WHAT THIS TASK INVOLVES: Output an exact reproduction of the data.

** START OF RECORDS **

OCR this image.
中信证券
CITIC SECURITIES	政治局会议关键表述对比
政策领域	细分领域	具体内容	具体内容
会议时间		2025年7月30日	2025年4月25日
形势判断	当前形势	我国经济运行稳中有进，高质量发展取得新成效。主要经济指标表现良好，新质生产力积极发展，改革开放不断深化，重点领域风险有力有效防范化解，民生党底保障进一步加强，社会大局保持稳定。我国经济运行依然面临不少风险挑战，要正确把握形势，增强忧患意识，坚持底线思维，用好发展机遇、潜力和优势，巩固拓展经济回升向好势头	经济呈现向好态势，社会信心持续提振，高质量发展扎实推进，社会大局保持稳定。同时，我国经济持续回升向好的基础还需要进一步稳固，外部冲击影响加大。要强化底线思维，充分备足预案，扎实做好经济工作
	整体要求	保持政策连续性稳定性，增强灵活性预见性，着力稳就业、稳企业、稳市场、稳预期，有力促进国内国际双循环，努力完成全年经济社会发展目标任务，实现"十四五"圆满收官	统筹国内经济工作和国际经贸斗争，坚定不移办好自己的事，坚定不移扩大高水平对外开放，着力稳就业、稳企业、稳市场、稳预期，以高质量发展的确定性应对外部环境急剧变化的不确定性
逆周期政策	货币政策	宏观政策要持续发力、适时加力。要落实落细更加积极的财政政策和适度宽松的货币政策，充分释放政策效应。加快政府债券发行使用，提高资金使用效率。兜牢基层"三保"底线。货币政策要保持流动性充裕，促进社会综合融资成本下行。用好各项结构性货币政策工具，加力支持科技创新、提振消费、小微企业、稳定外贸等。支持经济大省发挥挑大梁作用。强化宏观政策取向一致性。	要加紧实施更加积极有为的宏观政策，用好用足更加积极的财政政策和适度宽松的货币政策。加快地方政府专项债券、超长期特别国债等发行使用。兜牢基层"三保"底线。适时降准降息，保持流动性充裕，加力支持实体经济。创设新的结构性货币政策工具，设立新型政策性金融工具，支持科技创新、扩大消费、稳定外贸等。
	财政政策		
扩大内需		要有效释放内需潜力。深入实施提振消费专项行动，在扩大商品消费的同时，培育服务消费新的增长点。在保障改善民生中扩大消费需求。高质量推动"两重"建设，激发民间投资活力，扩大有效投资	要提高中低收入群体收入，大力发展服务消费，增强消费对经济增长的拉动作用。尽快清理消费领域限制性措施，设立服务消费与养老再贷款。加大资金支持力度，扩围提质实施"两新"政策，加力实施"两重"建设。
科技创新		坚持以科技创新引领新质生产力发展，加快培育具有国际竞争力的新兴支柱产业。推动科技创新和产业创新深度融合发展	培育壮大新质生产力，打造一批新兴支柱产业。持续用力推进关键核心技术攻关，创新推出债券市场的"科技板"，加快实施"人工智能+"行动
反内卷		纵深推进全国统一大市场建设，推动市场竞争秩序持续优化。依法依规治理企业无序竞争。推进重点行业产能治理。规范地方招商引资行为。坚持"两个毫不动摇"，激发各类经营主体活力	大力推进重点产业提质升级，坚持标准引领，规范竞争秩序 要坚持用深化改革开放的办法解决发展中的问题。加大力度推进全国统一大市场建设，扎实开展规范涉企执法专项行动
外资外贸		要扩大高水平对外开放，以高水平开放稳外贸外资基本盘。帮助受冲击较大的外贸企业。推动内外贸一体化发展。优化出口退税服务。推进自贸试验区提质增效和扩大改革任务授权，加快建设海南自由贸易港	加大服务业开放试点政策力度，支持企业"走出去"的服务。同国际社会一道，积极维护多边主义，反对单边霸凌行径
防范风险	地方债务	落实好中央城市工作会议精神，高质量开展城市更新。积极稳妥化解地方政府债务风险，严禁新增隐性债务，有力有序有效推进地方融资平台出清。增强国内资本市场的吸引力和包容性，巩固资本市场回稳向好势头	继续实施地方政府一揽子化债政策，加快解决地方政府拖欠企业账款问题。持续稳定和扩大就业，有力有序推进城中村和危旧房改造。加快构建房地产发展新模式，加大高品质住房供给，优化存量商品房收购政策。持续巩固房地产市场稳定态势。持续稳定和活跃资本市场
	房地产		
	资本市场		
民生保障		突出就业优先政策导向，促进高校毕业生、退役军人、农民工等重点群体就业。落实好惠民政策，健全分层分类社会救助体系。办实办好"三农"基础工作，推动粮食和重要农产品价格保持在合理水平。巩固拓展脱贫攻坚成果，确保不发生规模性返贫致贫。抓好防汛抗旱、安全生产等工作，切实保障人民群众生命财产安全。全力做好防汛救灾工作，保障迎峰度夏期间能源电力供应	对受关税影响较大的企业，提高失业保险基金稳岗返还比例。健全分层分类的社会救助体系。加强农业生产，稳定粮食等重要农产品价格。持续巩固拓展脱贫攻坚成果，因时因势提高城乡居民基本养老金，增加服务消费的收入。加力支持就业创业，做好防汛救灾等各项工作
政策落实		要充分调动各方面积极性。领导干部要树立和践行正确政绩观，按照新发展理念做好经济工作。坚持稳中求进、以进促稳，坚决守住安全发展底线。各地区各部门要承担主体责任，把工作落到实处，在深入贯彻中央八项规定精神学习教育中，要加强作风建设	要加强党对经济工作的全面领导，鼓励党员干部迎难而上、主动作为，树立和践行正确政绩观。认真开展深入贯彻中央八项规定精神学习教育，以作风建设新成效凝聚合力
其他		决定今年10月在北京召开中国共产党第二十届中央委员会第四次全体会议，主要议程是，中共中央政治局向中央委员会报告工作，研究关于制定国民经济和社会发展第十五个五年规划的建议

** END OF RECORDS **

CORRECT RESULT:
OCR this image.
中信证券
CITIC SECURITIES	政治局会议关键表述对比
政策领域	细分领域	具体内容	具体内容
会议时间		2025年7月30日	2025年4月25日
形势判断	当前形势	我国经济运行稳中有进，高质量发展取得新成效。主要经济指标表现良好，新质生产力积极发展，改革开放不断深化，重点领域风险有力有效防范化解，民生党底保障进一步加强，社会大局保持稳定。我国经济运行依然面临不少风险挑战，要正确把握形势，增强忧患意识，坚持底线思维，用好发展机遇、潜力和优势，巩固拓展经济回升向好势头	经济呈现向好态势，社会信心持续提振，高质量发展扎实推进，社会大局保持稳定。同时，我国经济持续回升向好的基础还需要进一步稳固，外部冲击影响加大。要强化底线思维，充分备足预案，扎实做好经济工作
	整体要求	保持政策连续性稳定性，增强灵活性预见性，着力稳就业、稳企业、稳市场、稳预期，有力促进国内国际双循环，努力完成全年经济社会发展目标任务，实现"十四五"圆满收官	统筹国内经济工作和国际经贸斗争，坚定不移办好自己的事，坚定不移扩大高水平对外开放，着力稳就业、稳企业、稳市场、稳预期，以高质量发展的确定性应对外部环境急剧变化的不确定性
逆周期政策	货币政策	宏观政策要持续发力、适时加力。要落实落细更加积极的财政政策和适度宽松的货币政策，充分释放政策效应。加快政府债券发行使用，提高资金使用效率。兜牢基层"三保"底线。货币政策要保持流动性充裕，促进社会综合融资成本下行。用好各项结构性货币政策工具，加力支持科技创新、提振消费、小微企业、稳定外贸等。支持经济大省发挥挑大梁作用。强化宏观政策取向一致性。	要加紧实施更加积极有为的宏观政策，用好用足更加积极的财政政策和适度宽松的货币政策。加快地方政府专项债券、超长期特别国债等发行使用。兜牢基层"三保"底线。适时降准降息，保持流动性充裕，加力支持实体经济。创设新的结构性货币政策工具，设立新型政策性金融工具，支持科技创新、扩大消费、稳定外贸等。
	财政政策		
扩大内需		要有效释放内需潜力。深入实施提振消费专项行动，在扩大商品消费的同时，培育服务消费新的增长点。在保障改善民生中扩大消费需求。高质量推动"两重"建设，激发民间投资活力，扩大有效投资	要提高中低收入群体收入，大力发展服务消费，增强消费对经济增长的拉动作用。尽快清理消费领域限制性措施，设立服务消费与养老再贷款。加大资金支持力度，扩围提质实施"两新"政策，加力实施"两重"建设。
科技创新		坚持以科技创新引领新质生产力发展，加快培育具有国际竞争力的新兴支柱产业。推动科技创新和产业创新深度融合发展	培育壮大新质生产力，打造一批新兴支柱产业。持续用力推进关键核心技术攻关，创新推出债券市场的"科技板"，加快实施"人工智能+"行动
反内卷		纵深推进全国统一大市场建设，推动市场竞争秩序持续优化。依法依规治理企业无序竞争。推进重点行业产能治理。规范地方招商引资行为。坚持"两个毫不动摇"，激发各类经营主体活力	大力推进重点产业提质升级，坚持标准引领，规范竞争秩序 要坚持用深化改革开放的办法解决发展中的问题。加大力度推进全国统一大市场建设，扎实开展规范涉企执法专项行动
外资外贸		要扩大高水平对外开放，以高水平开放稳外贸外资基本盘。帮助受冲击较大的外贸企业。推动内外贸一体化发展。优化出口退税服务。推进自贸试验区提质增效和扩大改革任务授权，加快建设海南自由贸易港	加大服务业开放试点政策力度，支持企业"走出去"的服务。同国际社会一道，积极维护多边主义，反对单边霸凌行径
防范风险	地方债务	落实好中央城市工作会议精神，高质量开展城市更新。积极稳妥化解地方政府债务风险，严禁新增隐性债务，有力有序有效推进地方融资平台出清。增强国内资本市场的吸引力和包容性，巩固资本市场回稳向好势头	继续实施地方政府一揽子化债政策，加快解决地方政府拖欠企业账款问题。持续稳定和扩大就业，有力有序推进城中村和危旧房改造。加快构建房地产发展新模式，加大高品质住房供给，优化存量商品房收购政策。持续巩固房地产市场稳定态势。持续稳定和活跃资本市场
	房地产		
	资本市场		
民生保障		突出就业优先政策导向，促进高校毕业生、退役军人、农民工等重点群体就业。落实好惠民政策，健全分层分类社会救助体系。办实办好"三农"基础工作，推动粮食和重要农产品价格保持在合理水平。巩固拓展脱贫攻坚成果，确保不发生规模性返贫致贫。抓好防汛抗旱、安全生产等工作，切实保障人民群众生命财产安全。全力做好防汛救灾工作，保障迎峰度夏期间能源电力供应	对受关税影响较大的企业，提高失业保险基金稳岗返还比例。健全分层分类的社会救助体系。加强农业生产，稳定粮食等重要农产品价格。持续巩固拓展脱贫攻坚成果，因时因势提高城乡居民基本养老金，增加服务消费的收入。加力支持就业创业，做好防汛救灾等各项工作
政策落实		要充分调动各方面积极性。领导干部要树立和践行正确政绩观，按照新发展理念做好经济工作。坚持稳中求进、以进促稳，坚决守住安全发展底线。各地区各部门要承担主体责任，把工作落到实处，在深入贯彻中央八项规定精神学习教育中，要加强作风建设	要加强党对经济工作的全面领导，鼓励党员干部迎难而上、主动作为，树立和践行正确政绩观。认真开展深入贯彻中央八项规定精神学习教育，以作风建设新成效凝聚合力
其他		决定今年10月在北京召开中国共产党第二十届中央委员会第四次全体会议，主要议程是，中共中央政治局向中央委员会报告工作，研究关于制定国民经济和社会发展第十五个五年规划的建议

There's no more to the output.